## YOUR GOAL
Pull out every line containing the string "月換算在庫".

* start DATASET CONTENT *

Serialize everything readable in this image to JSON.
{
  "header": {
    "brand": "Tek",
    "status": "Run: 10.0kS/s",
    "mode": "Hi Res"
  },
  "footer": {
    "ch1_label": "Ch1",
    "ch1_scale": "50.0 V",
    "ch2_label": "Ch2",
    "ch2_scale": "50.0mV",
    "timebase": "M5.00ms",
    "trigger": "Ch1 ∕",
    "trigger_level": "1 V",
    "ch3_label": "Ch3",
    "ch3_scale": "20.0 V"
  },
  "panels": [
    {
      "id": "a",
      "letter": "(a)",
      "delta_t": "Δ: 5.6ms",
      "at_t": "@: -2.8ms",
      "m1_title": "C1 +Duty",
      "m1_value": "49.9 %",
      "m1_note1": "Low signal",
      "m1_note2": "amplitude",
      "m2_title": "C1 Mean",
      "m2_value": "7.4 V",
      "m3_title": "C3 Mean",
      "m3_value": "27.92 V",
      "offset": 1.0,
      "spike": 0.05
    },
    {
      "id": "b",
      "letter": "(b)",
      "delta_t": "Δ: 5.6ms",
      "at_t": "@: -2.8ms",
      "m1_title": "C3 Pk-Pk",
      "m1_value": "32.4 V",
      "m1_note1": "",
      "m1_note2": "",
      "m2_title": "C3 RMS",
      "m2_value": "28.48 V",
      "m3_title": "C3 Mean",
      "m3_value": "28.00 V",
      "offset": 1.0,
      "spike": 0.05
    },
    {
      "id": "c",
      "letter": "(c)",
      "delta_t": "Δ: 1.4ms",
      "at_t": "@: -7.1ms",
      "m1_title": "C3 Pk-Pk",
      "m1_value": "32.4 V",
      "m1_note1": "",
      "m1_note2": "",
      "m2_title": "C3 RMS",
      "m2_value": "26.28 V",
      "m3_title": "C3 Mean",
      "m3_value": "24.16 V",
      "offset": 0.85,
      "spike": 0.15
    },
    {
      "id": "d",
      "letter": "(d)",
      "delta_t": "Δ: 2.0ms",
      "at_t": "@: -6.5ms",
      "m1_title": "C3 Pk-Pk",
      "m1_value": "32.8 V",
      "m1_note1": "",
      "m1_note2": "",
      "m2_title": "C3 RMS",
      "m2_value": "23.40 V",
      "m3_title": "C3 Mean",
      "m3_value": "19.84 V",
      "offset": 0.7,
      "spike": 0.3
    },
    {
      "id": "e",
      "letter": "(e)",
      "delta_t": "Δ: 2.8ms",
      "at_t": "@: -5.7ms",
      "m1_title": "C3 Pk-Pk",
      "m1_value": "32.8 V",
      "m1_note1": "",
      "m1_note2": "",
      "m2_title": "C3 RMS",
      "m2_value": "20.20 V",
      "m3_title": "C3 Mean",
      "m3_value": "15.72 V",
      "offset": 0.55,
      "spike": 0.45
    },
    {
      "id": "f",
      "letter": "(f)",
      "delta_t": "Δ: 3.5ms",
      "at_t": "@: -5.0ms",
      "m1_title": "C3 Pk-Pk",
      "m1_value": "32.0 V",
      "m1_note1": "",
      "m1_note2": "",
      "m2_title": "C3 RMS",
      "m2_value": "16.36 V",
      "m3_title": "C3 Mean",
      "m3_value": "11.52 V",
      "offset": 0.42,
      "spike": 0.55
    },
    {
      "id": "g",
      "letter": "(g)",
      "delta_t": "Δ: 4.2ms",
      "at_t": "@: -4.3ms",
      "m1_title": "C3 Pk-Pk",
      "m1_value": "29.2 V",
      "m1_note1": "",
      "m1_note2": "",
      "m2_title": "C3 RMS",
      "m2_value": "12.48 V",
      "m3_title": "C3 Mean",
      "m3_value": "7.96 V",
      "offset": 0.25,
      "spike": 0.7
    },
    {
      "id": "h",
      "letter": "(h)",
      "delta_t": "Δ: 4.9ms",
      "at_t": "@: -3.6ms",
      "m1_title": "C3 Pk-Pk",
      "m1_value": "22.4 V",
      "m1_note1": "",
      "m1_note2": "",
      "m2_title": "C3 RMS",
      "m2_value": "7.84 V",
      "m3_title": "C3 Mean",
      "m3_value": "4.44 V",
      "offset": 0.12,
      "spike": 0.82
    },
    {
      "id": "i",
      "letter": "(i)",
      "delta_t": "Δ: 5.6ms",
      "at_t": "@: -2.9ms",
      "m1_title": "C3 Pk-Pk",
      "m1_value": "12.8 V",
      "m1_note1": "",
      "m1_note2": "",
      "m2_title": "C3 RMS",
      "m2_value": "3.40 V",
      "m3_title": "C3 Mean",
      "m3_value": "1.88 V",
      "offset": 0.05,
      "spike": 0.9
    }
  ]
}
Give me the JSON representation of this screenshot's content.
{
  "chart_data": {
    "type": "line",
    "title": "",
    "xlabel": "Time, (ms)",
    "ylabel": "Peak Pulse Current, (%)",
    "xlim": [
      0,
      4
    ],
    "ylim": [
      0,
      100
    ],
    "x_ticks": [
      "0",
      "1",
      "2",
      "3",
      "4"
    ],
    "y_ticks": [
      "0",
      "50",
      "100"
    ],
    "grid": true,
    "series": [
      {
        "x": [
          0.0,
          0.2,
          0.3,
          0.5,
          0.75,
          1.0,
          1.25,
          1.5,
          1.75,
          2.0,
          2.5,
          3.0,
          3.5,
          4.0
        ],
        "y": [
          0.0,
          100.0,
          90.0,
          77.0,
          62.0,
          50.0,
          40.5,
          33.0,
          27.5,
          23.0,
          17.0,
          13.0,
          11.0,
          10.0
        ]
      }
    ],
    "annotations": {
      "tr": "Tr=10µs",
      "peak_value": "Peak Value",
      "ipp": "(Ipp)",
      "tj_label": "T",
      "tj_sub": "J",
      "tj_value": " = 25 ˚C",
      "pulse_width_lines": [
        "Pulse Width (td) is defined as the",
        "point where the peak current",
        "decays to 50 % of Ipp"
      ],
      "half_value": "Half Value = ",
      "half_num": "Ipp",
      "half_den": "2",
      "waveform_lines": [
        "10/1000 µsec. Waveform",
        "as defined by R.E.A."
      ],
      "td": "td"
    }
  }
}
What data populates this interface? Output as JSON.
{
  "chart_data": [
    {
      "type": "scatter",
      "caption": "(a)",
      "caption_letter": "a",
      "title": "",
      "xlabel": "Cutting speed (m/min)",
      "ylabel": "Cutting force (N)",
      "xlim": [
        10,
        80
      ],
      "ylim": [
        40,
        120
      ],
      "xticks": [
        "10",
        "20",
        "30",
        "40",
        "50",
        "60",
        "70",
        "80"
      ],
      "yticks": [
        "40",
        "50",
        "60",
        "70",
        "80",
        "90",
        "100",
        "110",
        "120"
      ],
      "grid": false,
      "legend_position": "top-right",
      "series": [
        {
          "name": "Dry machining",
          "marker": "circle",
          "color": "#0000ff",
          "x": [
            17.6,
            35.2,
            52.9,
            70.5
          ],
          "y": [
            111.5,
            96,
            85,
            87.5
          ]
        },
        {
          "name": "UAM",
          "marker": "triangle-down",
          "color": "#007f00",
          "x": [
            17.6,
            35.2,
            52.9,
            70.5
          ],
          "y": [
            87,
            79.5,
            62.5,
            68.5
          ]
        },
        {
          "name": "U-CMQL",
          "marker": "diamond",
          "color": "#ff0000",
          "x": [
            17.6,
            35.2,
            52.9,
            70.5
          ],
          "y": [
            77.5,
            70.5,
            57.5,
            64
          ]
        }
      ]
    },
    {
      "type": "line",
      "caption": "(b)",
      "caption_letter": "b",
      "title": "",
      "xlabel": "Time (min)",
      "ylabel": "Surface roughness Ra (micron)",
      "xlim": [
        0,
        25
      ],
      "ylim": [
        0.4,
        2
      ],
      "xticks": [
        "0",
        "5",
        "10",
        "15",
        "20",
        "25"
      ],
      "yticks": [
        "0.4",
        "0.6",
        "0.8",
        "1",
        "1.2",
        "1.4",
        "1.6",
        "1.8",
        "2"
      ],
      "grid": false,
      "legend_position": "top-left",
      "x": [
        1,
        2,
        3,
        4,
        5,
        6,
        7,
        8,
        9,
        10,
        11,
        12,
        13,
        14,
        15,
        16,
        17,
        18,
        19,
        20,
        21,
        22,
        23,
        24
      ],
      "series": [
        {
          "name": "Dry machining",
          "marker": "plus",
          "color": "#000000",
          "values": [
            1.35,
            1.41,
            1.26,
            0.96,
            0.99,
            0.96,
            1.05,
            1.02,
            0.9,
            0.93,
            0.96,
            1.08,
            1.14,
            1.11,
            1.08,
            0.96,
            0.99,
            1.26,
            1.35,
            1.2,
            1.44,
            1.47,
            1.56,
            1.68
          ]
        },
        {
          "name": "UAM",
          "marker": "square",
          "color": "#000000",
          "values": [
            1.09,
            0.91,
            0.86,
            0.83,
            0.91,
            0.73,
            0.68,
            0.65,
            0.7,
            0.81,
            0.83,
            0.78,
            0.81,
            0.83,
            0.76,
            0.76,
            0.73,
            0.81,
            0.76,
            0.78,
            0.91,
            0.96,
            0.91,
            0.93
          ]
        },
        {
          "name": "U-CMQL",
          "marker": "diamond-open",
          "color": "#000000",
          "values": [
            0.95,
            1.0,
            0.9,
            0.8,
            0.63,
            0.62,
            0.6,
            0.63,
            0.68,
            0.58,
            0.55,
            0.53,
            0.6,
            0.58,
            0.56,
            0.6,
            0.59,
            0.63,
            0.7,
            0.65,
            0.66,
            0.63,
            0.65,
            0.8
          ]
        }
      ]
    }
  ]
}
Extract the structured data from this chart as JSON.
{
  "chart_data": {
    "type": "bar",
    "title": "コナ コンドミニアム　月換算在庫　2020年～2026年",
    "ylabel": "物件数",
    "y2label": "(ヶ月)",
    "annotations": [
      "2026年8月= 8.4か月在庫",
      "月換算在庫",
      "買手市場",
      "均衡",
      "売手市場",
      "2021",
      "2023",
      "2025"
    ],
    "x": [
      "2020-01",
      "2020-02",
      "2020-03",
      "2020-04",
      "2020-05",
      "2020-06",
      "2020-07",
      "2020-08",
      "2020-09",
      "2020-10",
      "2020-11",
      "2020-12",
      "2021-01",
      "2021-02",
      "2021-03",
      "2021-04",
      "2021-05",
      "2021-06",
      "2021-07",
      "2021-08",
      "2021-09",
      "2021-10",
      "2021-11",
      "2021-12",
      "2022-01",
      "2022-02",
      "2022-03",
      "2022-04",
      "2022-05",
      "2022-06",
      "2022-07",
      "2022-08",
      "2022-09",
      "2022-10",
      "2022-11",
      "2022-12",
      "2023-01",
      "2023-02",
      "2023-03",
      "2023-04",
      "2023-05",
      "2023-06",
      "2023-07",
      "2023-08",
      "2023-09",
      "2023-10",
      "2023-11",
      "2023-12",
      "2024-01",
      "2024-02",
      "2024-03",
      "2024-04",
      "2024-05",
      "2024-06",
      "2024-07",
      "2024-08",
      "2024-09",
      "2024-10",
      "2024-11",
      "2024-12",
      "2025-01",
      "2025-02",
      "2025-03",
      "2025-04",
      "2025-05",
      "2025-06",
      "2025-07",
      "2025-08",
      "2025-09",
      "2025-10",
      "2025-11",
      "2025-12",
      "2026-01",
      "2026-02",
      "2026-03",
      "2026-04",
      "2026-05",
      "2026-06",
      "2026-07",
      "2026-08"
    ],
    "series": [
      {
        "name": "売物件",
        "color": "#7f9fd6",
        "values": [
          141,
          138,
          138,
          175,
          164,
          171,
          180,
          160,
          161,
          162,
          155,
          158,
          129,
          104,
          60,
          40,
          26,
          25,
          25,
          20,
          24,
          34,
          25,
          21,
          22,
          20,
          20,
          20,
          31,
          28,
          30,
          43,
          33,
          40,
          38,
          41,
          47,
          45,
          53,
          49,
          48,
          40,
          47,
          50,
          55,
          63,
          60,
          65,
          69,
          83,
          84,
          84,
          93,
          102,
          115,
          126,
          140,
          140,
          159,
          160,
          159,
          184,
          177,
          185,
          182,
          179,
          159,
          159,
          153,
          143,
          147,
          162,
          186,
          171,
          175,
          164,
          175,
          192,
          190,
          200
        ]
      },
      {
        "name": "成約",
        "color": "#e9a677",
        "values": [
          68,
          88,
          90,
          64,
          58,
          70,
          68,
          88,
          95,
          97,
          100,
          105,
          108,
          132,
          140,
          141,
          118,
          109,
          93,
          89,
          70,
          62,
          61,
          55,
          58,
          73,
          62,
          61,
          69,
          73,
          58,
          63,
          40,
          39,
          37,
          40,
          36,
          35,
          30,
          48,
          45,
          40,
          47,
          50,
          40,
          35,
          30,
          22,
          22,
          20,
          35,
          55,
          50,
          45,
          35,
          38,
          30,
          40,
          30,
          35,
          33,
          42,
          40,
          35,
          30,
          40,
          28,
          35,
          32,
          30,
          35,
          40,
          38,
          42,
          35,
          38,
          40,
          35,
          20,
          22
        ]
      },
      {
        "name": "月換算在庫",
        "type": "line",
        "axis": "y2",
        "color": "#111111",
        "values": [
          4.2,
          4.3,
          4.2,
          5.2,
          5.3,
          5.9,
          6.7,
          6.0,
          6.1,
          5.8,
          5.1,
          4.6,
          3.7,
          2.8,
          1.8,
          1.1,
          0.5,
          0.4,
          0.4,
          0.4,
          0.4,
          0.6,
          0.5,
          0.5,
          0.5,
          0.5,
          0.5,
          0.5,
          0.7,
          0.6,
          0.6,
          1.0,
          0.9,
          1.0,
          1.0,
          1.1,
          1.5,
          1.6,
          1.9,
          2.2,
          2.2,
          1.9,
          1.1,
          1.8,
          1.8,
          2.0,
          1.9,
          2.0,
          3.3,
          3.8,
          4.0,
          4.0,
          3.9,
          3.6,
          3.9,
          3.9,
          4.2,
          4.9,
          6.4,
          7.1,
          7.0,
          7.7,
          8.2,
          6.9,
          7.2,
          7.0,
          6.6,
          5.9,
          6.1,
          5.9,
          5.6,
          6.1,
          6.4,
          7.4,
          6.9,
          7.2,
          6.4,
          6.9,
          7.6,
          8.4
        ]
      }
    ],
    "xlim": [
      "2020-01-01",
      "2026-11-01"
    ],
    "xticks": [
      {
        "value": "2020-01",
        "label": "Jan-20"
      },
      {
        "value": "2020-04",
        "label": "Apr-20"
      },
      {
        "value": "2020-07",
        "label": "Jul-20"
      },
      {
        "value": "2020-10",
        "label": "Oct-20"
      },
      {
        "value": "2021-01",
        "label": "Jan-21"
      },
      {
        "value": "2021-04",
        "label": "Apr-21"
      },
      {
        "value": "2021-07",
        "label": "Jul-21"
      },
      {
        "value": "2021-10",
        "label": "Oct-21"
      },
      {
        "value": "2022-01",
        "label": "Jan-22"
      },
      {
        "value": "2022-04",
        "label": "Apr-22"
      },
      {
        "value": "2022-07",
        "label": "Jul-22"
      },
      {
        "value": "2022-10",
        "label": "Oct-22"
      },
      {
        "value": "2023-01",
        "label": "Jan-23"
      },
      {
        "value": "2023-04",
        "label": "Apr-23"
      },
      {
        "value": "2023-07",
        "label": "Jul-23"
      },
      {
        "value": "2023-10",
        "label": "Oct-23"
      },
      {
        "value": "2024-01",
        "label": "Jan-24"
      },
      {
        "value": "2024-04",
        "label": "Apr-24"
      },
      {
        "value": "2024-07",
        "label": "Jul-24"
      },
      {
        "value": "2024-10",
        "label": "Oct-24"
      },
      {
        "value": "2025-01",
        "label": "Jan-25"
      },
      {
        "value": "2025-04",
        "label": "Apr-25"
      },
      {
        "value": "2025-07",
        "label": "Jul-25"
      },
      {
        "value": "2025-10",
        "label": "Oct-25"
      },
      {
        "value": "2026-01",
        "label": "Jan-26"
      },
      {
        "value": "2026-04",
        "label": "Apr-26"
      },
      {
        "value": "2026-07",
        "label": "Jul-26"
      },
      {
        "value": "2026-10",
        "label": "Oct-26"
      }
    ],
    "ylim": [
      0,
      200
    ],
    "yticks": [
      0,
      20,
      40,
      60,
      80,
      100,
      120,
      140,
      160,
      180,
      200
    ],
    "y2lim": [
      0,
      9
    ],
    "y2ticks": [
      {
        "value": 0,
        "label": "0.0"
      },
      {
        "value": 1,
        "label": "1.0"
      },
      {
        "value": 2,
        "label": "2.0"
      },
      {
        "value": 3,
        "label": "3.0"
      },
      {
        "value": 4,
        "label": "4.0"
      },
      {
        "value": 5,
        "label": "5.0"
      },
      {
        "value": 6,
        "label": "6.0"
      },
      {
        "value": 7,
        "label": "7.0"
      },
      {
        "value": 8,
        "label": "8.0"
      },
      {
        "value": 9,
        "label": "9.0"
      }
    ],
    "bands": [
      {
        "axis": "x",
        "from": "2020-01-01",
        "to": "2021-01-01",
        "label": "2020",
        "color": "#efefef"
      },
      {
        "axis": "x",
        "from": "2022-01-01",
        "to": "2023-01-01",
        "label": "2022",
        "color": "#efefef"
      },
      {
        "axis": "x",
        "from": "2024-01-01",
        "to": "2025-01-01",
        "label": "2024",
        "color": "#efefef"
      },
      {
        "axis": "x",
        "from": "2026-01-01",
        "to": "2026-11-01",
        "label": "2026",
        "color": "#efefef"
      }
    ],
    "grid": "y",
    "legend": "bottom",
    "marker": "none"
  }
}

* end DATASET CONTENT *

## RESULT FOR THIS EXERCISE
    "title": "コナ コンドミニアム　月換算在庫　2020年～2026年",
      "月換算在庫",
        "name": "月換算在庫",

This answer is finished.